### [Task to complete]
Pick out all lines of the entries that include the word "JSON" and copy them.

— Start of Records for processing —

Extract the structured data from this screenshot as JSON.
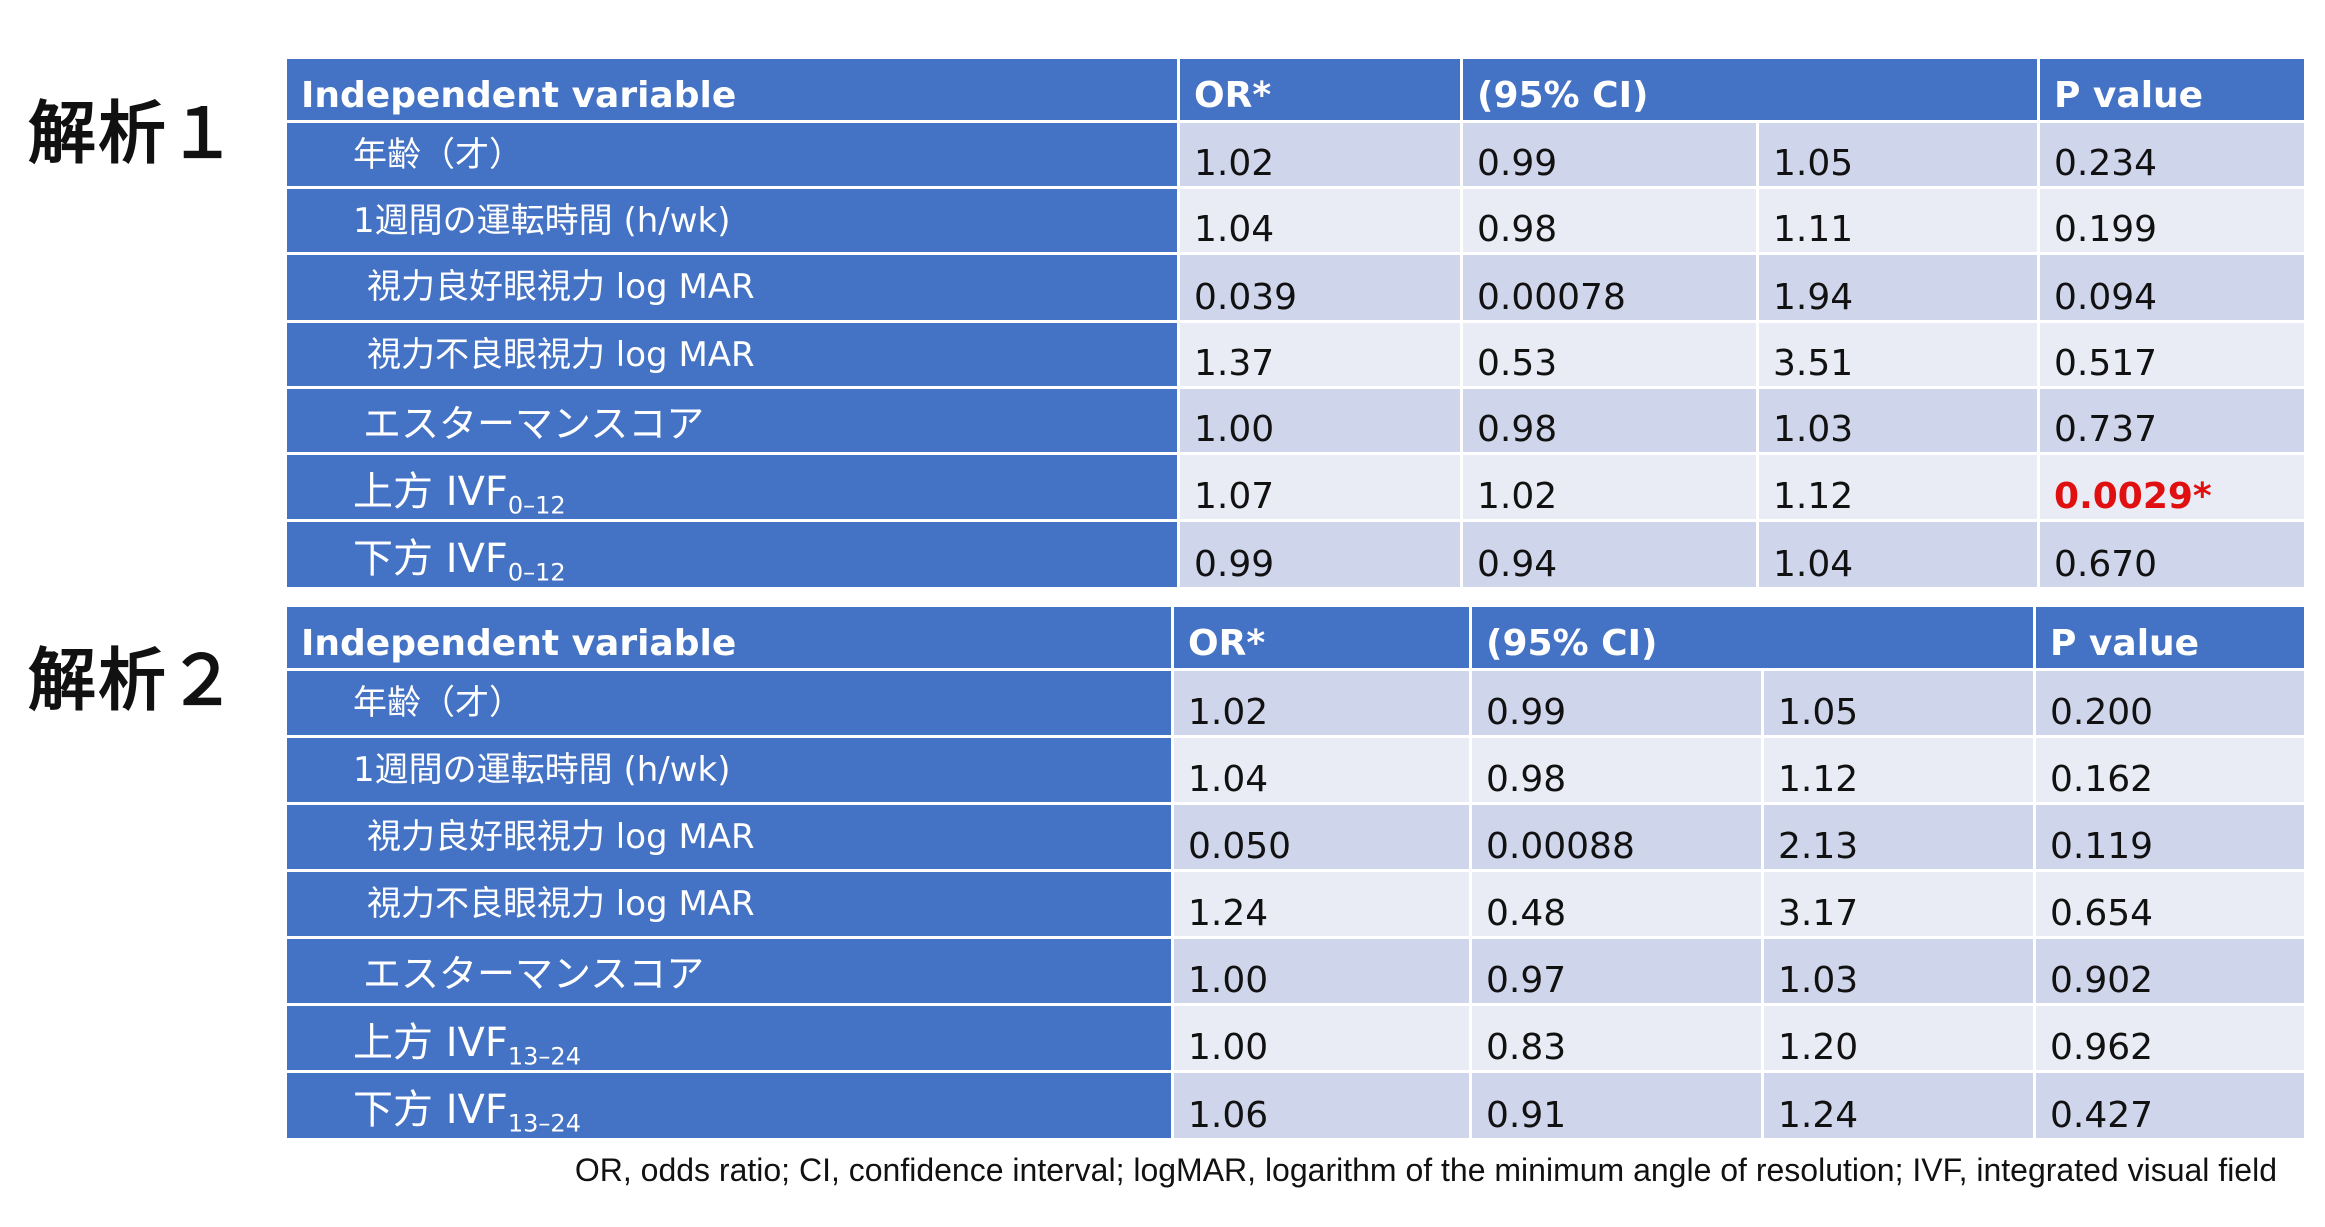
{
  "analysis1": {
    "label": "解析１",
    "headers": {
      "variable": "Independent variable",
      "or": "OR*",
      "ci": "(95% CI)",
      "p": "P value"
    },
    "rows": [
      {
        "name": "年齢（才）",
        "sub": "",
        "or": "1.02",
        "lo": "0.99",
        "hi": "1.05",
        "p": "0.234"
      },
      {
        "name": "1週間の運転時間 (h/wk)",
        "sub": "",
        "or": "1.04",
        "lo": "0.98",
        "hi": "1.11",
        "p": "0.199"
      },
      {
        "name": "視力良好眼視力 log MAR",
        "sub": "",
        "or": "0.039",
        "lo": "0.00078",
        "hi": "1.94",
        "p": "0.094"
      },
      {
        "name": "視力不良眼視力 log MAR",
        "sub": "",
        "or": "1.37",
        "lo": "0.53",
        "hi": "3.51",
        "p": "0.517"
      },
      {
        "name": "エスターマンスコア",
        "sub": "",
        "or": "1.00",
        "lo": "0.98",
        "hi": "1.03",
        "p": "0.737"
      },
      {
        "name": "上方 IVF",
        "sub": "0–12",
        "or": "1.07",
        "lo": "1.02",
        "hi": "1.12",
        "p": "0.0029*"
      },
      {
        "name": "下方 IVF",
        "sub": "0–12",
        "or": "0.99",
        "lo": "0.94",
        "hi": "1.04",
        "p": "0.670"
      }
    ]
  },
  "analysis2": {
    "label": "解析２",
    "headers": {
      "variable": "Independent variable",
      "or": "OR*",
      "ci": "(95% CI)",
      "p": "P value"
    },
    "rows": [
      {
        "name": "年齢（才）",
        "sub": "",
        "or": "1.02",
        "lo": "0.99",
        "hi": "1.05",
        "p": "0.200"
      },
      {
        "name": "1週間の運転時間 (h/wk)",
        "sub": "",
        "or": "1.04",
        "lo": "0.98",
        "hi": "1.12",
        "p": "0.162"
      },
      {
        "name": "視力良好眼視力 log MAR",
        "sub": "",
        "or": "0.050",
        "lo": "0.00088",
        "hi": "2.13",
        "p": "0.119"
      },
      {
        "name": "視力不良眼視力 log MAR",
        "sub": "",
        "or": "1.24",
        "lo": "0.48",
        "hi": "3.17",
        "p": "0.654"
      },
      {
        "name": "エスターマンスコア",
        "sub": "",
        "or": "1.00",
        "lo": "0.97",
        "hi": "1.03",
        "p": "0.902"
      },
      {
        "name": "上方 IVF",
        "sub": "13–24",
        "or": "1.00",
        "lo": "0.83",
        "hi": "1.20",
        "p": "0.962"
      },
      {
        "name": "下方 IVF",
        "sub": "13–24",
        "or": "1.06",
        "lo": "0.91",
        "hi": "1.24",
        "p": "0.427"
      }
    ]
  },
  "significant_color": "#e01010",
  "header_color": "#4472c4",
  "footnote": "OR, odds ratio; CI, confidence interval;  logMAR, logarithm of the minimum angle of resolution; IVF, integrated visual field"
}
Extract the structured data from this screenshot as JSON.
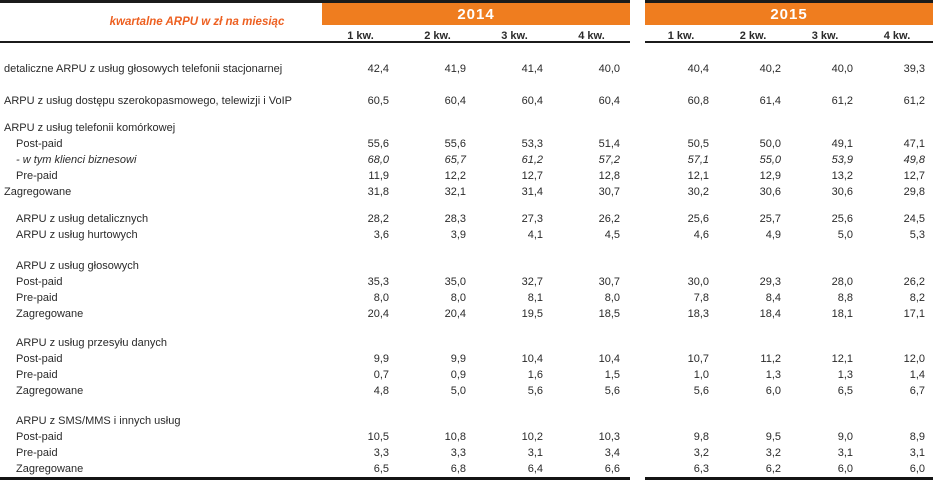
{
  "chart_data": {
    "type": "table",
    "title": "kwartalne ARPU w zł na miesiąc",
    "column_groups": [
      "2014",
      "2015"
    ],
    "quarter_labels": [
      "1 kw.",
      "2 kw.",
      "3 kw.",
      "4 kw."
    ],
    "unit": "zł / miesiąc",
    "rows": [
      {
        "spacer": 18
      },
      {
        "label": "detaliczne ARPU z usług głosowych telefonii stacjonarnej",
        "indent": 0,
        "italic": false,
        "y2014": [
          "42,4",
          "41,9",
          "41,4",
          "40,0"
        ],
        "y2015": [
          "40,4",
          "40,2",
          "40,0",
          "39,3"
        ]
      },
      {
        "spacer": 16
      },
      {
        "label": "ARPU z usług dostępu szerokopasmowego, telewizji i VoIP",
        "indent": 0,
        "italic": false,
        "y2014": [
          "60,5",
          "60,4",
          "60,4",
          "60,4"
        ],
        "y2015": [
          "60,8",
          "61,4",
          "61,2",
          "61,2"
        ]
      },
      {
        "spacer": 11
      },
      {
        "label": "ARPU z usług telefonii komórkowej",
        "indent": 0,
        "italic": false,
        "y2014": null,
        "y2015": null
      },
      {
        "label": "Post-paid",
        "indent": 1,
        "italic": false,
        "y2014": [
          "55,6",
          "55,6",
          "53,3",
          "51,4"
        ],
        "y2015": [
          "50,5",
          "50,0",
          "49,1",
          "47,1"
        ]
      },
      {
        "label": "- w tym klienci biznesowi",
        "indent": 1,
        "italic": true,
        "y2014": [
          "68,0",
          "65,7",
          "61,2",
          "57,2"
        ],
        "y2015": [
          "57,1",
          "55,0",
          "53,9",
          "49,8"
        ]
      },
      {
        "label": "Pre-paid",
        "indent": 1,
        "italic": false,
        "y2014": [
          "11,9",
          "12,2",
          "12,7",
          "12,8"
        ],
        "y2015": [
          "12,1",
          "12,9",
          "13,2",
          "12,7"
        ]
      },
      {
        "label": "Zagregowane",
        "indent": 0,
        "italic": false,
        "y2014": [
          "31,8",
          "32,1",
          "31,4",
          "30,7"
        ],
        "y2015": [
          "30,2",
          "30,6",
          "30,6",
          "29,8"
        ]
      },
      {
        "spacer": 11
      },
      {
        "label": "ARPU z usług detalicznych",
        "indent": 1,
        "italic": false,
        "y2014": [
          "28,2",
          "28,3",
          "27,3",
          "26,2"
        ],
        "y2015": [
          "25,6",
          "25,7",
          "25,6",
          "24,5"
        ]
      },
      {
        "label": "ARPU z usług hurtowych",
        "indent": 1,
        "italic": false,
        "y2014": [
          "3,6",
          "3,9",
          "4,1",
          "4,5"
        ],
        "y2015": [
          "4,6",
          "4,9",
          "5,0",
          "5,3"
        ]
      },
      {
        "spacer": 15
      },
      {
        "label": "ARPU z usług głosowych",
        "indent": 1,
        "italic": false,
        "y2014": null,
        "y2015": null
      },
      {
        "label": "Post-paid",
        "indent": 1,
        "italic": false,
        "y2014": [
          "35,3",
          "35,0",
          "32,7",
          "30,7"
        ],
        "y2015": [
          "30,0",
          "29,3",
          "28,0",
          "26,2"
        ]
      },
      {
        "label": "Pre-paid",
        "indent": 1,
        "italic": false,
        "y2014": [
          "8,0",
          "8,0",
          "8,1",
          "8,0"
        ],
        "y2015": [
          "7,8",
          "8,4",
          "8,8",
          "8,2"
        ]
      },
      {
        "label": "Zagregowane",
        "indent": 1,
        "italic": false,
        "y2014": [
          "20,4",
          "20,4",
          "19,5",
          "18,5"
        ],
        "y2015": [
          "18,3",
          "18,4",
          "18,1",
          "17,1"
        ]
      },
      {
        "spacer": 13
      },
      {
        "label": "ARPU z usług przesyłu danych",
        "indent": 1,
        "italic": false,
        "y2014": null,
        "y2015": null
      },
      {
        "label": "Post-paid",
        "indent": 1,
        "italic": false,
        "y2014": [
          "9,9",
          "9,9",
          "10,4",
          "10,4"
        ],
        "y2015": [
          "10,7",
          "11,2",
          "12,1",
          "12,0"
        ]
      },
      {
        "label": "Pre-paid",
        "indent": 1,
        "italic": false,
        "y2014": [
          "0,7",
          "0,9",
          "1,6",
          "1,5"
        ],
        "y2015": [
          "1,0",
          "1,3",
          "1,3",
          "1,4"
        ]
      },
      {
        "label": "Zagregowane",
        "indent": 1,
        "italic": false,
        "y2014": [
          "4,8",
          "5,0",
          "5,6",
          "5,6"
        ],
        "y2015": [
          "5,6",
          "6,0",
          "6,5",
          "6,7"
        ]
      },
      {
        "spacer": 14
      },
      {
        "label": "ARPU z SMS/MMS i innych usług",
        "indent": 1,
        "italic": false,
        "y2014": null,
        "y2015": null
      },
      {
        "label": "Post-paid",
        "indent": 1,
        "italic": false,
        "y2014": [
          "10,5",
          "10,8",
          "10,2",
          "10,3"
        ],
        "y2015": [
          "9,8",
          "9,5",
          "9,0",
          "8,9"
        ]
      },
      {
        "label": "Pre-paid",
        "indent": 1,
        "italic": false,
        "y2014": [
          "3,3",
          "3,3",
          "3,1",
          "3,4"
        ],
        "y2015": [
          "3,2",
          "3,2",
          "3,1",
          "3,1"
        ]
      },
      {
        "label": "Zagregowane",
        "indent": 1,
        "italic": false,
        "y2014": [
          "6,5",
          "6,8",
          "6,4",
          "6,6"
        ],
        "y2015": [
          "6,3",
          "6,2",
          "6,0",
          "6,0"
        ]
      }
    ],
    "colors": {
      "band": "#ef7d1f",
      "title_text": "#ed6021",
      "body_text": "#2a2a2a",
      "rule": "#1b1b1b"
    }
  }
}
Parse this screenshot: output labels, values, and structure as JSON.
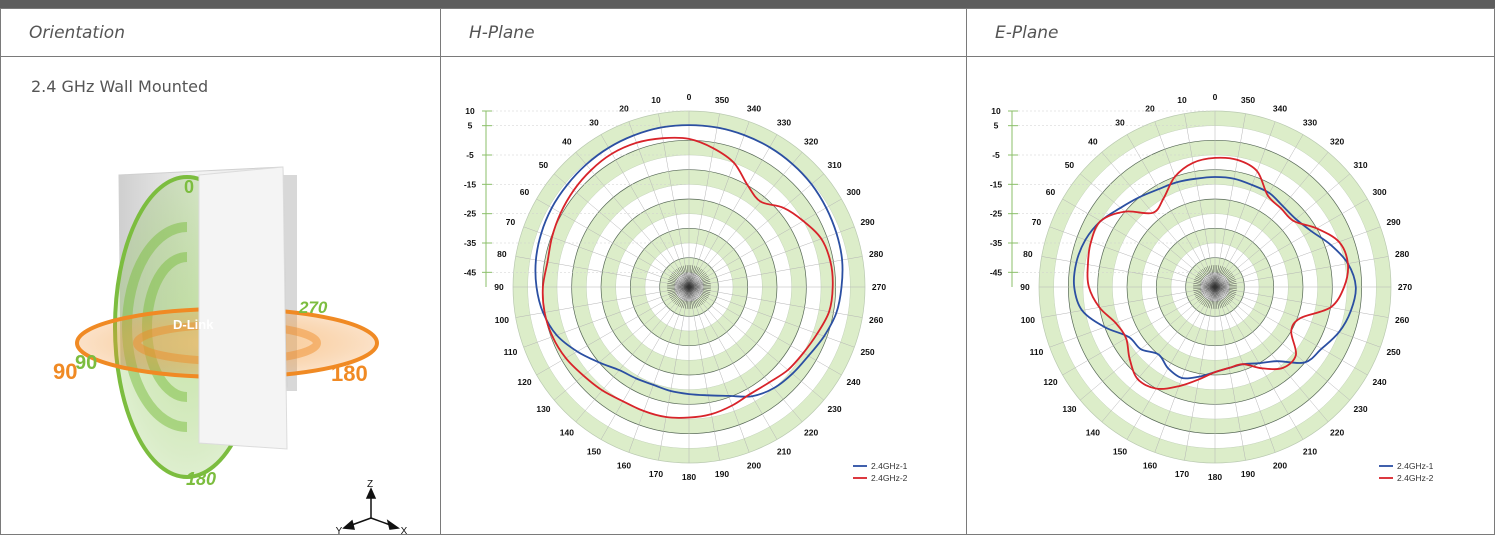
{
  "table": {
    "headers": [
      "Orientation",
      "H-Plane",
      "E-Plane"
    ],
    "orientation_label": "2.4 GHz Wall Mounted"
  },
  "illustration": {
    "brand": "D-Link",
    "vertical_ring_labels": [
      "0",
      "180"
    ],
    "horizontal_ring_labels": [
      "90",
      "90",
      "270",
      "180"
    ],
    "axes": [
      "Z",
      "Y",
      "X"
    ],
    "green": "#7cbd3f",
    "orange": "#f08a24"
  },
  "chart_data": [
    {
      "type": "polar",
      "title": "H-Plane",
      "angle_ticks": [
        "0",
        "10",
        "20",
        "30",
        "40",
        "50",
        "60",
        "70",
        "80",
        "90",
        "100",
        "110",
        "120",
        "130",
        "140",
        "150",
        "160",
        "170",
        "180",
        "190",
        "200",
        "210",
        "220",
        "230",
        "240",
        "250",
        "260",
        "270",
        "280",
        "290",
        "300",
        "310",
        "320",
        "330",
        "340",
        "350"
      ],
      "radial_ticks": [
        "10",
        "5",
        "-5",
        "-15",
        "-25",
        "-35",
        "-45"
      ],
      "rlim": [
        -50,
        10
      ],
      "angle_direction": "counterclockwise",
      "series": [
        {
          "name": "2.4GHz-1",
          "color": "#2b4fa2",
          "angles": [
            0,
            10,
            20,
            30,
            40,
            50,
            60,
            70,
            80,
            90,
            100,
            110,
            120,
            130,
            140,
            150,
            160,
            170,
            180,
            190,
            200,
            210,
            220,
            230,
            240,
            250,
            260,
            270,
            280,
            290,
            300,
            310,
            320,
            330,
            340,
            350
          ],
          "values": [
            5.2,
            5.2,
            5,
            4.8,
            4.5,
            4.2,
            4,
            3.6,
            3,
            2,
            0.5,
            -2,
            -6,
            -10,
            -13,
            -14,
            -14.5,
            -14,
            -13.5,
            -12.5,
            -10.5,
            -7,
            -5,
            -4,
            -3,
            -1,
            1,
            2,
            3,
            3.5,
            4,
            4.5,
            4.8,
            5,
            5.1,
            5.2
          ]
        },
        {
          "name": "2.4GHz-2",
          "color": "#d8232a",
          "angles": [
            0,
            10,
            20,
            30,
            40,
            50,
            60,
            70,
            80,
            90,
            100,
            110,
            120,
            130,
            140,
            150,
            160,
            170,
            180,
            190,
            200,
            210,
            220,
            230,
            240,
            250,
            260,
            270,
            280,
            290,
            300,
            310,
            320,
            330,
            340,
            350
          ],
          "values": [
            0.5,
            1.5,
            2.3,
            2.5,
            2,
            1.3,
            0.5,
            -0.3,
            -1,
            -0.2,
            0,
            -0.5,
            -1.5,
            -3,
            -4,
            -5,
            -5,
            -5,
            -5.5,
            -6,
            -7,
            -8,
            -7.5,
            -6,
            -5,
            -3.5,
            -1.5,
            -1,
            -1,
            -2,
            -5,
            -8,
            -12,
            -10,
            -5,
            -2
          ]
        }
      ],
      "legend": [
        "2.4GHz-1",
        "2.4GHz-2"
      ],
      "legend_position": "bottom-right"
    },
    {
      "type": "polar",
      "title": "E-Plane",
      "angle_ticks": [
        "0",
        "10",
        "20",
        "30",
        "40",
        "50",
        "60",
        "70",
        "80",
        "90",
        "100",
        "110",
        "120",
        "130",
        "140",
        "150",
        "160",
        "170",
        "180",
        "190",
        "200",
        "210",
        "220",
        "230",
        "240",
        "250",
        "260",
        "270",
        "280",
        "290",
        "300",
        "310",
        "320",
        "330",
        "340",
        "350"
      ],
      "radial_ticks": [
        "10",
        "5",
        "-5",
        "-15",
        "-25",
        "-35",
        "-45"
      ],
      "rlim": [
        -50,
        10
      ],
      "angle_direction": "counterclockwise",
      "series": [
        {
          "name": "2.4GHz-1",
          "color": "#2b4fa2",
          "angles": [
            0,
            10,
            20,
            30,
            40,
            50,
            60,
            70,
            80,
            90,
            100,
            110,
            120,
            130,
            140,
            150,
            160,
            170,
            180,
            190,
            200,
            210,
            220,
            230,
            240,
            250,
            260,
            270,
            280,
            290,
            300,
            310,
            320,
            330,
            340,
            350
          ],
          "values": [
            -12.5,
            -12.5,
            -12,
            -11.5,
            -10,
            -8,
            -5,
            -3,
            -2,
            -2,
            -4,
            -10,
            -16,
            -17,
            -20,
            -18,
            -17,
            -19,
            -21,
            -22,
            -22,
            -20,
            -17,
            -10,
            -8,
            -5,
            -3,
            -2,
            -4,
            -8,
            -12,
            -14,
            -14,
            -13,
            -13,
            -12.5
          ]
        },
        {
          "name": "2.4GHz-2",
          "color": "#d8232a",
          "angles": [
            0,
            10,
            20,
            30,
            40,
            50,
            60,
            70,
            80,
            90,
            100,
            110,
            120,
            130,
            140,
            150,
            160,
            170,
            180,
            190,
            200,
            210,
            220,
            230,
            240,
            250,
            260,
            270,
            280,
            290,
            300,
            310,
            320,
            330,
            340,
            350
          ],
          "values": [
            -6,
            -7,
            -10,
            -15,
            -17,
            -10,
            -5,
            -5,
            -6,
            -7,
            -10,
            -14,
            -15,
            -12,
            -9,
            -10,
            -14,
            -18,
            -21,
            -22,
            -22,
            -18,
            -14,
            -14,
            -20,
            -19,
            -10,
            -6,
            -4,
            -5,
            -10,
            -15,
            -15,
            -14,
            -8,
            -6
          ]
        }
      ],
      "legend": [
        "2.4GHz-1",
        "2.4GHz-2"
      ],
      "legend_position": "bottom-right"
    }
  ]
}
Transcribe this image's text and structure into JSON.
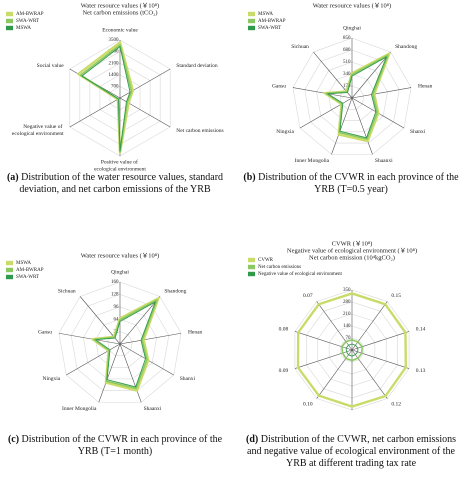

— End of Records for processing —

### [The reply]
Extract the structured data from this screenshot as JSON.
Extract the structured data from this screenshot as JSON.
Parse this screenshot: output labels, values, and structure as JSON.
Transcribe this image's text and structure into JSON.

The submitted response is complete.